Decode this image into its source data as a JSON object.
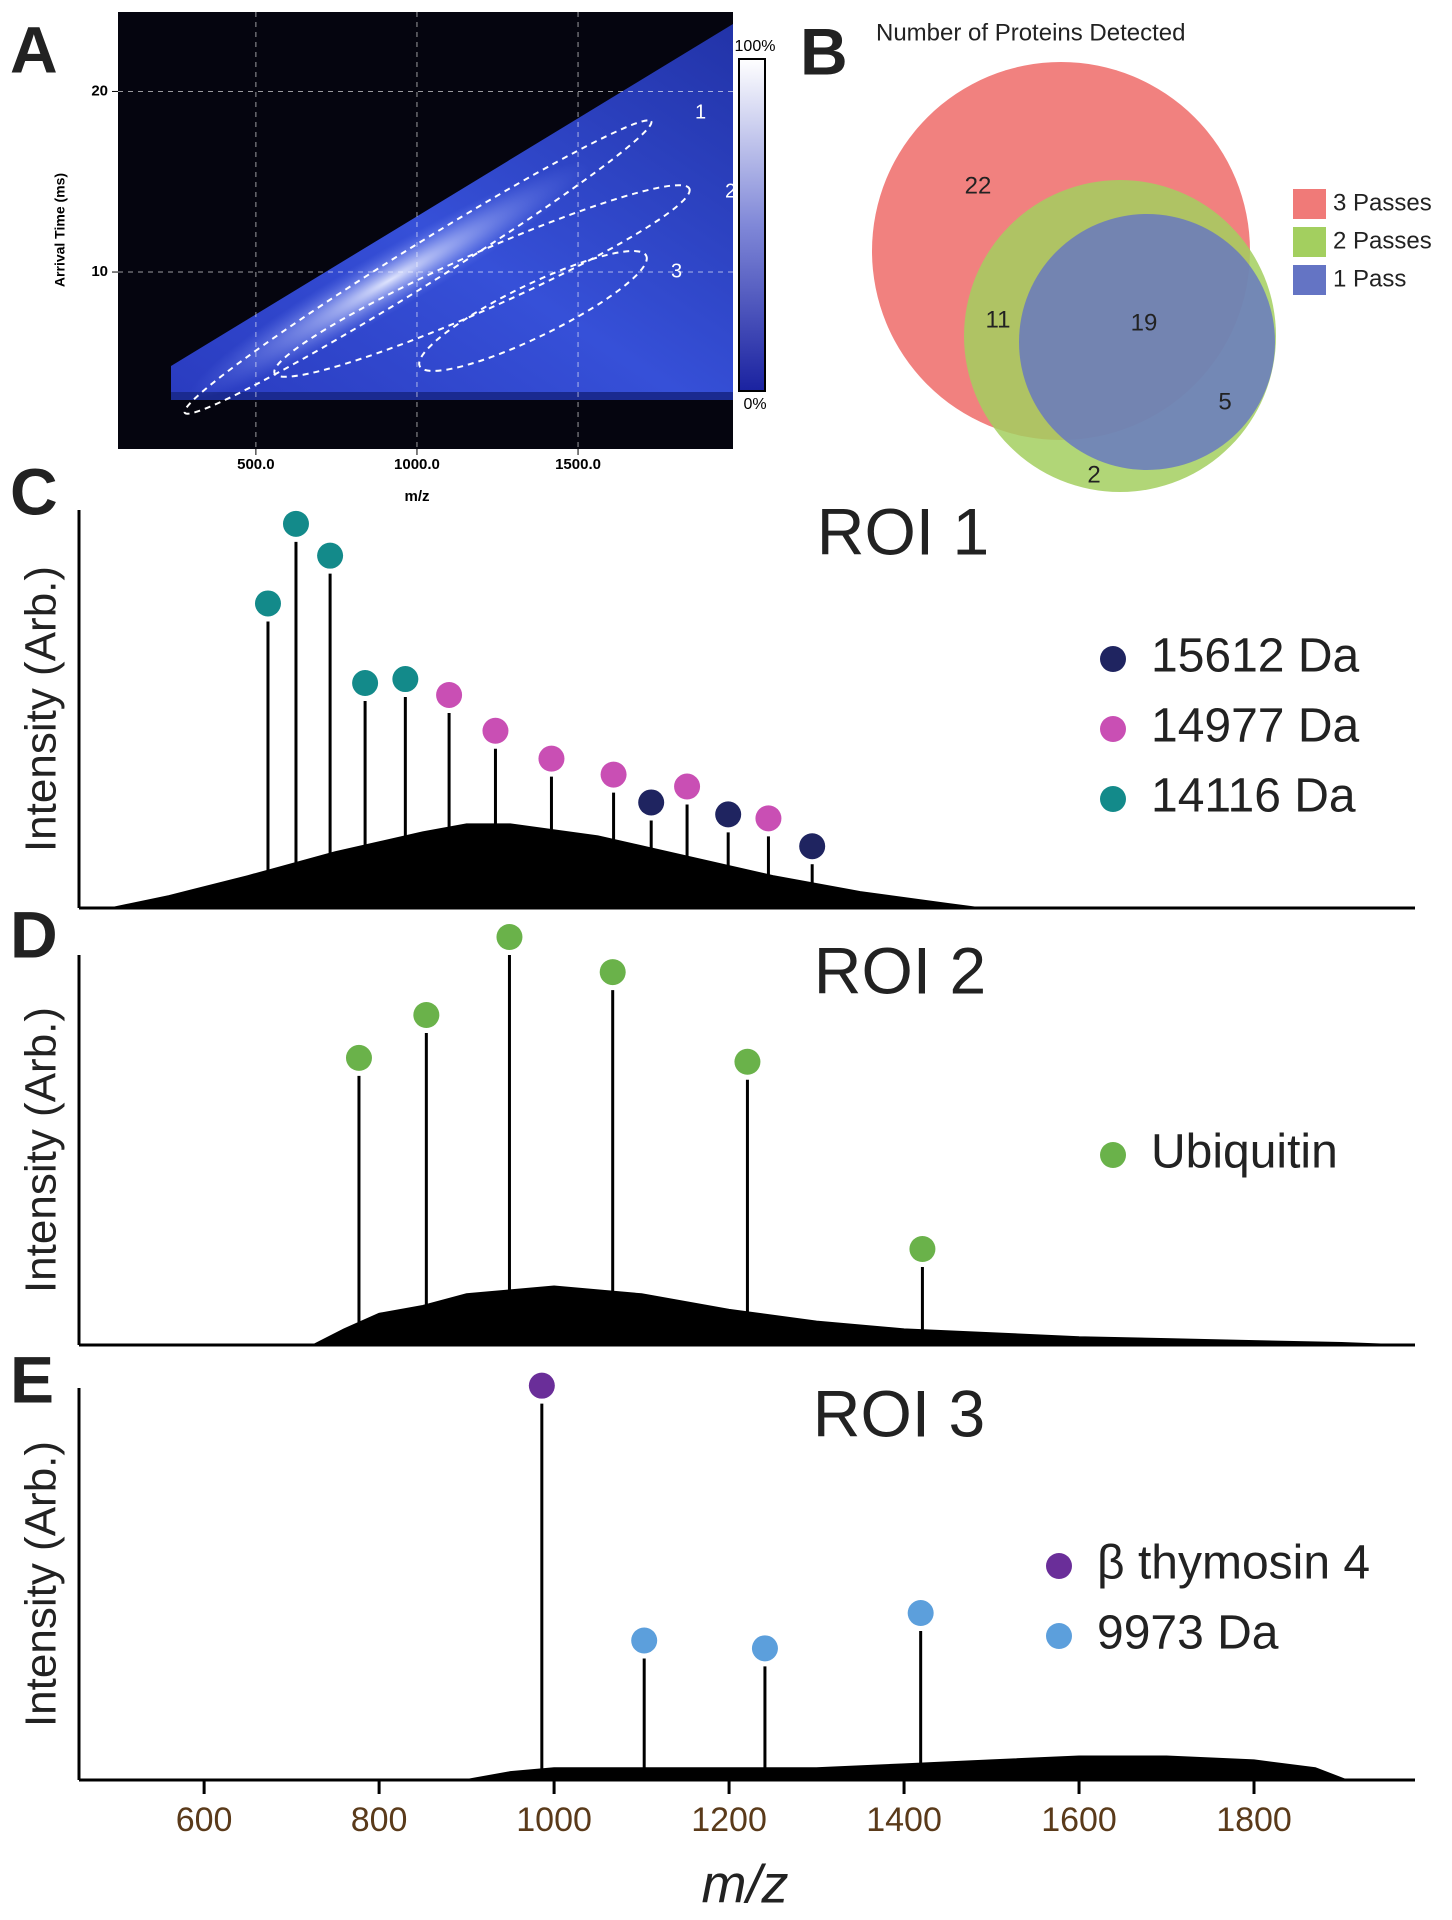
{
  "chart_data": [
    {
      "type": "heatmap",
      "label": "A",
      "xlabel": "m/z",
      "ylabel": "Arrival Time (ms)",
      "xlim": [
        72,
        1981
      ],
      "ylim": [
        0.2,
        24.4
      ],
      "xticks": [
        {
          "value": 500,
          "label": "500.0"
        },
        {
          "value": 1000,
          "label": "1000.0"
        },
        {
          "value": 1500,
          "label": "1500.0"
        }
      ],
      "yticks": [
        10,
        20
      ],
      "grid": true,
      "colorbar_labels": [
        "100%",
        "0%"
      ],
      "region_labels": [
        "1",
        "2",
        "3"
      ]
    },
    {
      "type": "venn",
      "label": "B",
      "title": "Number of Proteins Detected",
      "series": [
        {
          "name": "3 Passes",
          "color": "#f07a78"
        },
        {
          "name": "2 Passes",
          "color": "#a3cf5f"
        },
        {
          "name": "1 Pass",
          "color": "#6474c4"
        }
      ],
      "counts": [
        22,
        11,
        19,
        5,
        2
      ]
    },
    {
      "type": "spectrum",
      "label": "C",
      "title": "ROI 1",
      "ylabel": "Intensity (Arb.)",
      "xlim": [
        457,
        1984
      ],
      "ylim": [
        0,
        100
      ],
      "envelope": {
        "x": [
          495,
          560,
          650,
          750,
          850,
          900,
          950,
          1050,
          1150,
          1250,
          1350,
          1450,
          1485
        ],
        "values": [
          0,
          3,
          8,
          14,
          19,
          21,
          21,
          18,
          13,
          8,
          4,
          1,
          0
        ]
      },
      "series": [
        {
          "name": "15612 Da",
          "color": "#1f2460",
          "x": [
            1111,
            1199,
            1295
          ],
          "values": [
            22,
            19,
            11
          ]
        },
        {
          "name": "14977 Da",
          "color": "#c94fb4",
          "x": [
            880,
            933,
            997,
            1068,
            1152,
            1245
          ],
          "values": [
            49,
            40,
            33,
            29,
            26,
            18
          ]
        },
        {
          "name": "14116 Da",
          "color": "#138a8a",
          "x": [
            673,
            705,
            744,
            784,
            830
          ],
          "values": [
            72,
            92,
            84,
            52,
            53
          ]
        }
      ]
    },
    {
      "type": "spectrum",
      "label": "D",
      "title": "ROI 2",
      "ylabel": "Intensity (Arb.)",
      "xlim": [
        457,
        1984
      ],
      "ylim": [
        0,
        100
      ],
      "envelope": {
        "x": [
          725,
          760,
          800,
          850,
          900,
          950,
          1000,
          1050,
          1100,
          1200,
          1300,
          1400,
          1500,
          1600,
          1700,
          1800,
          1900,
          1960
        ],
        "values": [
          0,
          4,
          8,
          10,
          13,
          14,
          15,
          14,
          13,
          9,
          6,
          4,
          3,
          2,
          1.5,
          1,
          0.5,
          0
        ]
      },
      "series": [
        {
          "name": "Ubiquitin",
          "color": "#6ab24a",
          "x": [
            777,
            854,
            949,
            1067,
            1221,
            1421
          ],
          "values": [
            69,
            80,
            100,
            91,
            68,
            20
          ]
        }
      ]
    },
    {
      "type": "spectrum",
      "label": "E",
      "title": "ROI 3",
      "ylabel": "Intensity (Arb.)",
      "xlabel": "m/z",
      "xlim": [
        457,
        1984
      ],
      "ylim": [
        0,
        100
      ],
      "xticks": [
        600,
        800,
        1000,
        1200,
        1400,
        1600,
        1800
      ],
      "envelope": {
        "x": [
          900,
          950,
          1000,
          1100,
          1200,
          1300,
          1400,
          1500,
          1600,
          1700,
          1800,
          1870,
          1905
        ],
        "values": [
          0,
          2,
          3,
          3,
          3,
          3,
          4,
          5,
          6,
          6,
          5,
          3,
          0
        ]
      },
      "series": [
        {
          "name": "β thymosin 4",
          "color": "#6a2e99",
          "x": [
            986
          ],
          "values": [
            96
          ]
        },
        {
          "name": "9973 Da",
          "color": "#5c9fdc",
          "x": [
            1103,
            1241,
            1419
          ],
          "values": [
            31,
            29,
            38
          ]
        }
      ]
    }
  ]
}
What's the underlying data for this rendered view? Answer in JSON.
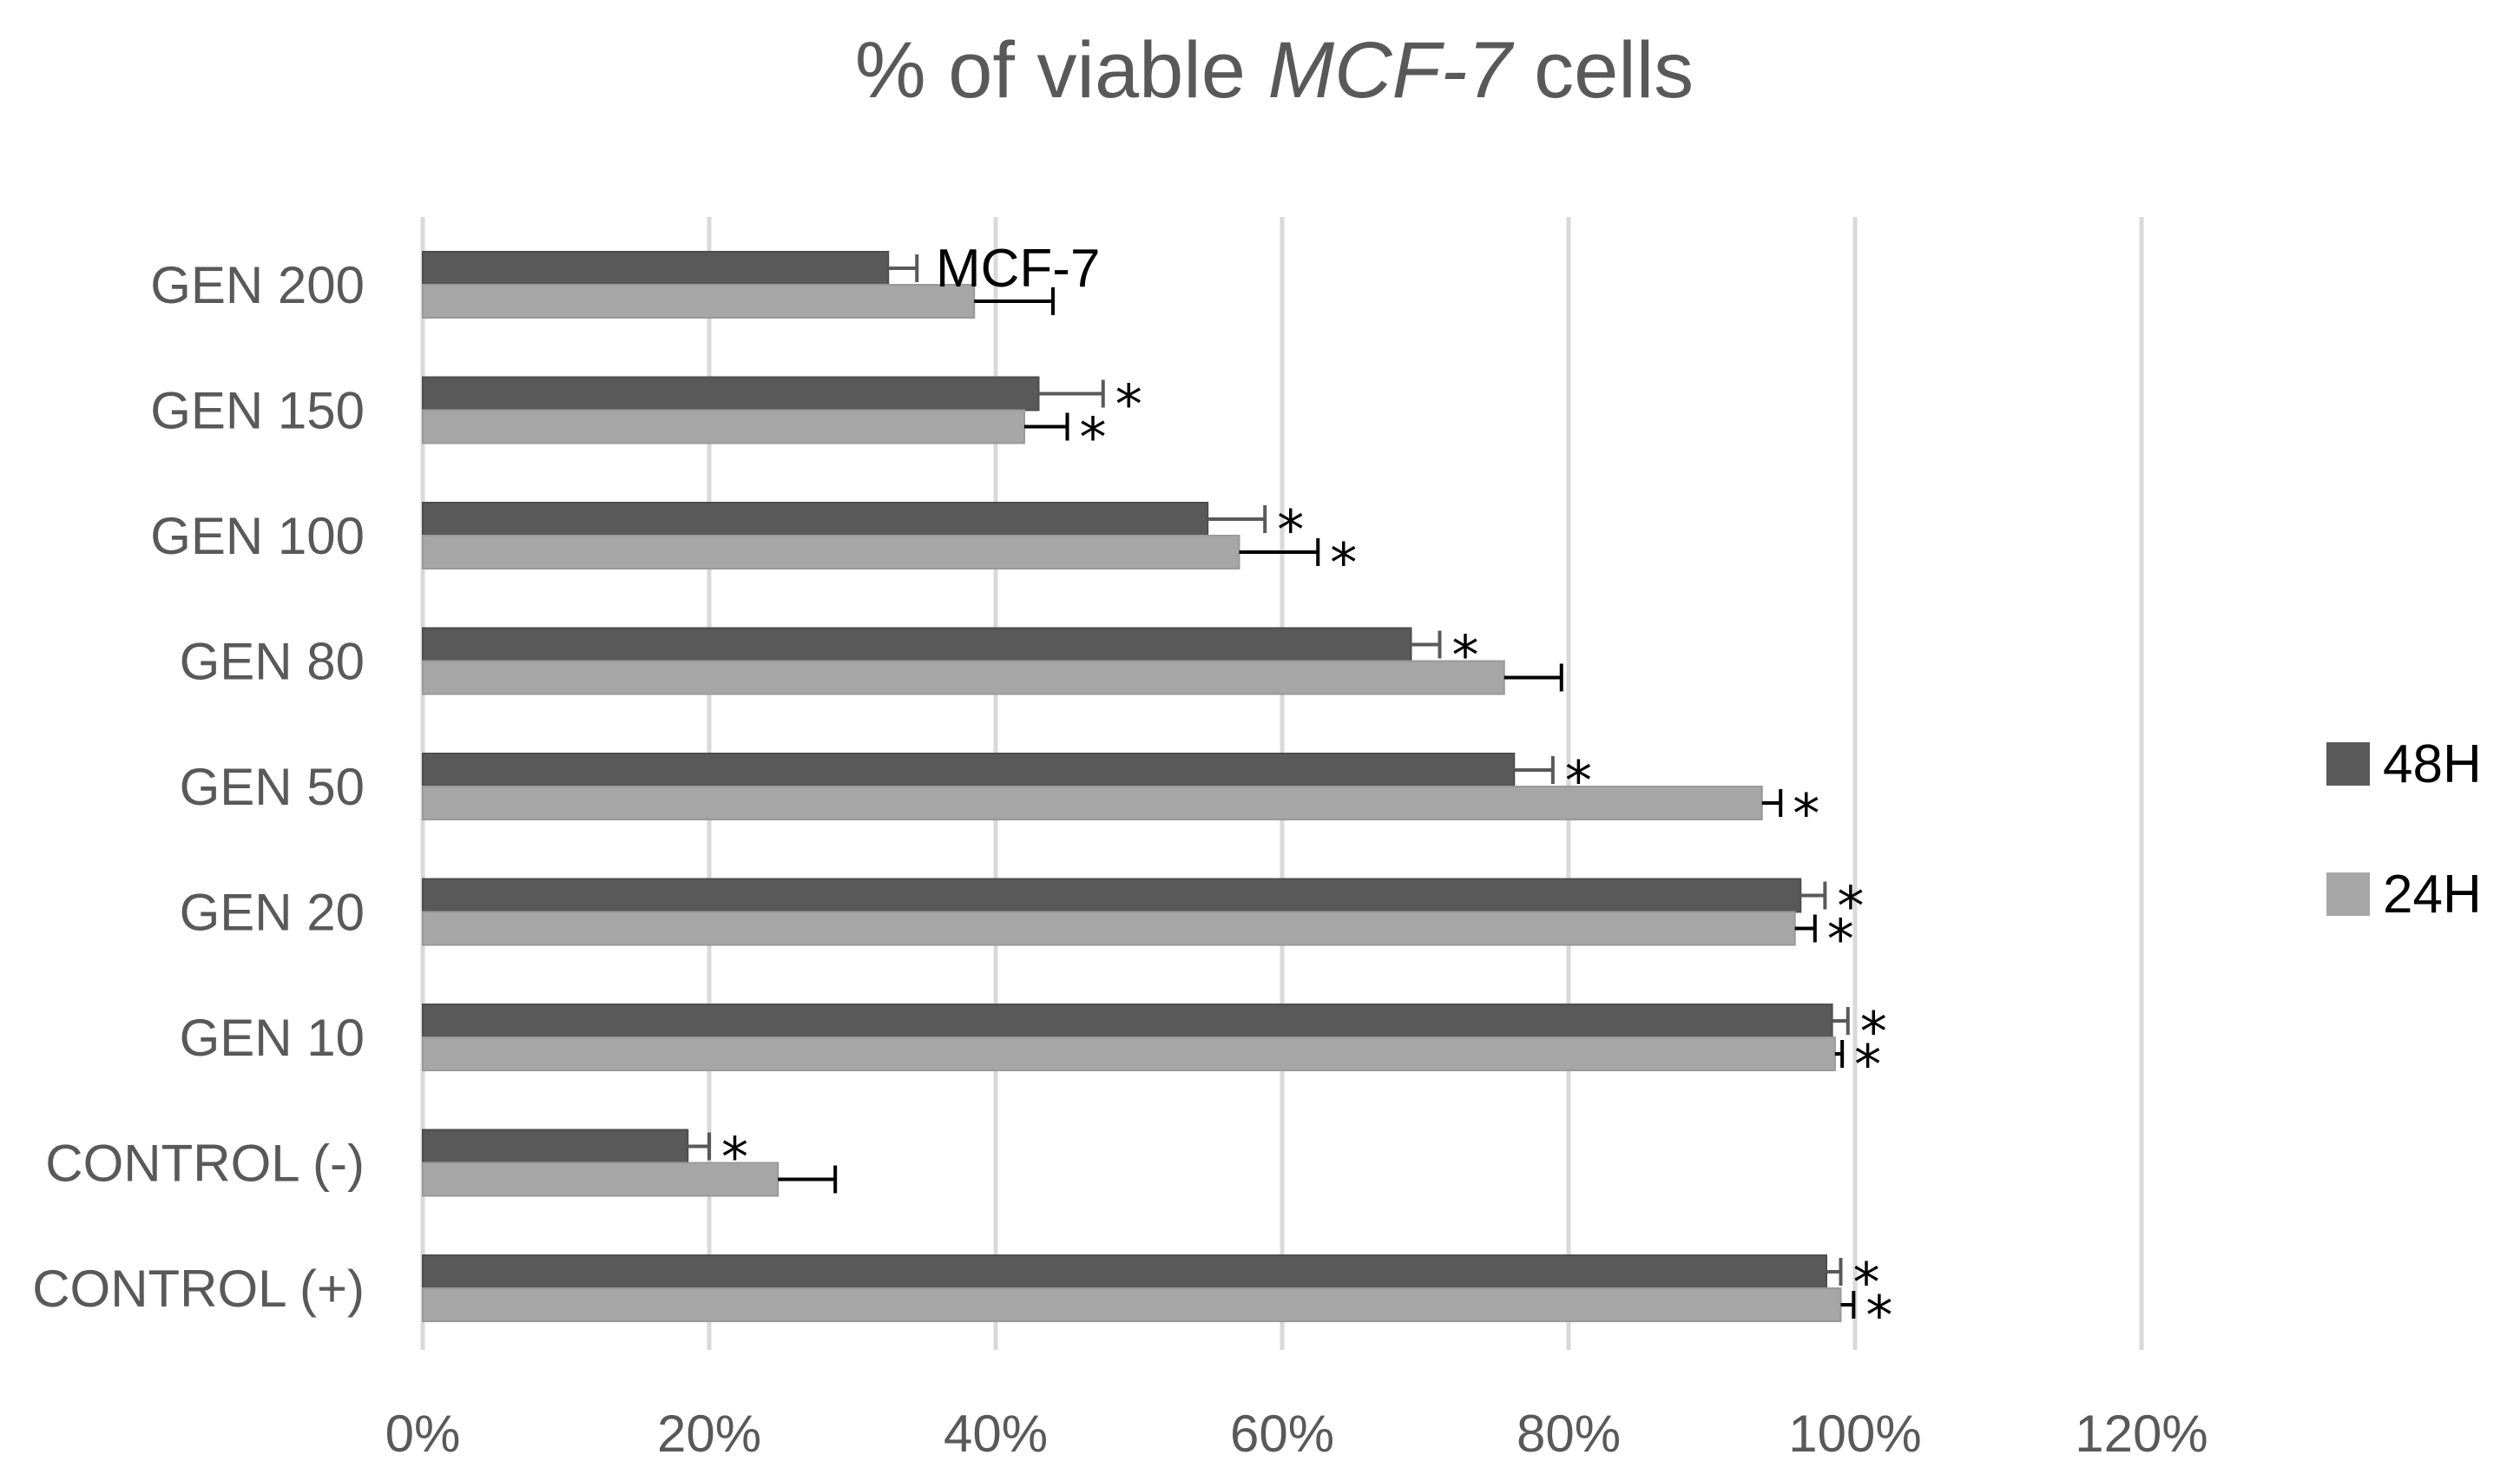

» Work task: The result should be every line of the material that contains the word "title", so copy those lines.

» Answer for the task:
      "title": "Number of Proteins Detected",
      "title": "ROI 1",
      "title": "ROI 2",
      "title": "ROI 3",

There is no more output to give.